▶ **PROBLEM REQUIREMENTS**
Check the listing below line by line and report how many lines hold "网络文学应当与时代同行", with no other words.

▶ **GIVEN INFORMATION**
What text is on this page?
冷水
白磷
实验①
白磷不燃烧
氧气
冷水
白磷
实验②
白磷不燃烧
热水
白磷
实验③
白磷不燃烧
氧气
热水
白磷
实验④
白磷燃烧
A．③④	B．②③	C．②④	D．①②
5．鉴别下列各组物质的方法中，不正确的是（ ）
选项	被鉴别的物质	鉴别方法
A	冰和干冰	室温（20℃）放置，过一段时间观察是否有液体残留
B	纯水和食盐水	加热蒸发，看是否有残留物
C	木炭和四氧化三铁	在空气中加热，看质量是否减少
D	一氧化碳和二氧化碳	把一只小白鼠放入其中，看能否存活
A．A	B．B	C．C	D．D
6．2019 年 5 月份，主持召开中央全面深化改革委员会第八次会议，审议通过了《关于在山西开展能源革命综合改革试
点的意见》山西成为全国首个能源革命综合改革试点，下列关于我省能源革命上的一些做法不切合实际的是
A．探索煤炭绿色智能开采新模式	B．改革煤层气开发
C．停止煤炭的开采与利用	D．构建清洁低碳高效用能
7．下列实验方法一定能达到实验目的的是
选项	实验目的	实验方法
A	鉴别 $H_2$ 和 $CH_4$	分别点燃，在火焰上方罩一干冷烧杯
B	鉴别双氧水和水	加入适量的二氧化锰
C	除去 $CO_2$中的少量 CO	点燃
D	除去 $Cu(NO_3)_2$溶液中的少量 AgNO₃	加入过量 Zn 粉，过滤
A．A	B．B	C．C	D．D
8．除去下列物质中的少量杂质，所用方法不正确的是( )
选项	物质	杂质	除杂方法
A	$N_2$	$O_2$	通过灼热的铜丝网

==

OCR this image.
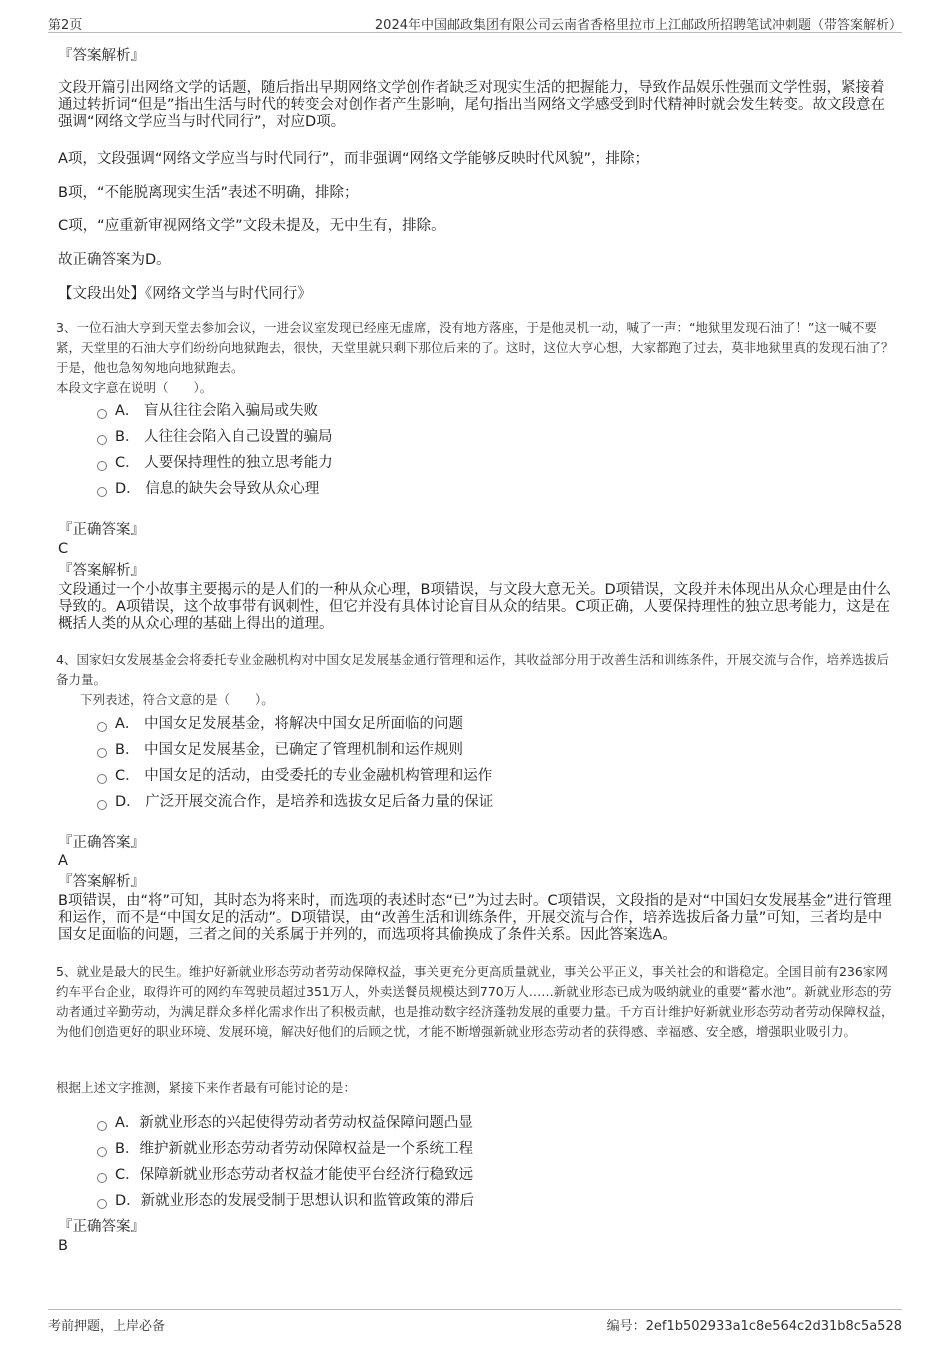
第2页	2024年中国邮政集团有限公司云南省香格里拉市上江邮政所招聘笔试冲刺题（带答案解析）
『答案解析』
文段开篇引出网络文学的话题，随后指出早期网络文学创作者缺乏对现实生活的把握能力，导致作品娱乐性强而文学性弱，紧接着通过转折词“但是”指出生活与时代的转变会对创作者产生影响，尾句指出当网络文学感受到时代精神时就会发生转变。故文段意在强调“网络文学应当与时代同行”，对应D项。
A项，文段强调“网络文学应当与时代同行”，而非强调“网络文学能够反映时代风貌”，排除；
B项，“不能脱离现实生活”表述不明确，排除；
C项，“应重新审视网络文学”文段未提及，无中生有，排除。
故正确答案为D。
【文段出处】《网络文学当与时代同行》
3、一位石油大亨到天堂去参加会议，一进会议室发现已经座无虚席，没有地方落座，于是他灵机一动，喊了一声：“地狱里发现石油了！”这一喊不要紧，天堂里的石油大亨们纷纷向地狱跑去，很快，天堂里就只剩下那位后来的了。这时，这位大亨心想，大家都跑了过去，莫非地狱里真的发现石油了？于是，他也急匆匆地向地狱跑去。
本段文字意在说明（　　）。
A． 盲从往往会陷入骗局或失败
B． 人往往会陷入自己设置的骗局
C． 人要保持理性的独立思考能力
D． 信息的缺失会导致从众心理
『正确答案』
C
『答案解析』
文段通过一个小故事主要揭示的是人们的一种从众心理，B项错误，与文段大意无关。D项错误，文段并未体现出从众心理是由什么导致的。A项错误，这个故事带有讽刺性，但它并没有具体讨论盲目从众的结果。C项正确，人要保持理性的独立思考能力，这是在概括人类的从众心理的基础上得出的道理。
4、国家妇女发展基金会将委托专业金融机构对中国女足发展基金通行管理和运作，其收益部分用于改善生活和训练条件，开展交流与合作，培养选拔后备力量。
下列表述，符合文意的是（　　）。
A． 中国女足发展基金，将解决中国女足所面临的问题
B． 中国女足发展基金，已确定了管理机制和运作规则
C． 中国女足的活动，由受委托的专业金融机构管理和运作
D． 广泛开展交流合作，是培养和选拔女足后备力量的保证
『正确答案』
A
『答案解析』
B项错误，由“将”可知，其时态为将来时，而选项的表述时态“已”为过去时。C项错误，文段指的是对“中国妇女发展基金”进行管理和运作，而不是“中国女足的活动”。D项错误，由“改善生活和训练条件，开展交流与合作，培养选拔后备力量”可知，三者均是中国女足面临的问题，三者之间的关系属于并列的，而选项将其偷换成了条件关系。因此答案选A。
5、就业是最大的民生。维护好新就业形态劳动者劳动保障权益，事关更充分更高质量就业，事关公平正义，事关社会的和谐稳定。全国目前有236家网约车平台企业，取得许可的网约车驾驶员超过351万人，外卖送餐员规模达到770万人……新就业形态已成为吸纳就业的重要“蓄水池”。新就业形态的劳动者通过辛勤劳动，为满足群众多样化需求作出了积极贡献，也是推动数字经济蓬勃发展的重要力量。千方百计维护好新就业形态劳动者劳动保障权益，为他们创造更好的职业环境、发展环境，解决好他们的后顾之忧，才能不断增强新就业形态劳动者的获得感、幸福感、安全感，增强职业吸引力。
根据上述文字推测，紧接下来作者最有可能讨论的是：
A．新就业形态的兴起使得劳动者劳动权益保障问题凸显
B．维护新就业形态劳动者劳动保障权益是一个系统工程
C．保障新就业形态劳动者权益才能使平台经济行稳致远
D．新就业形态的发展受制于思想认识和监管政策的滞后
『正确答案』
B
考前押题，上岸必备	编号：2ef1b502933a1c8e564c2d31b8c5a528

▶ **RESULT**
2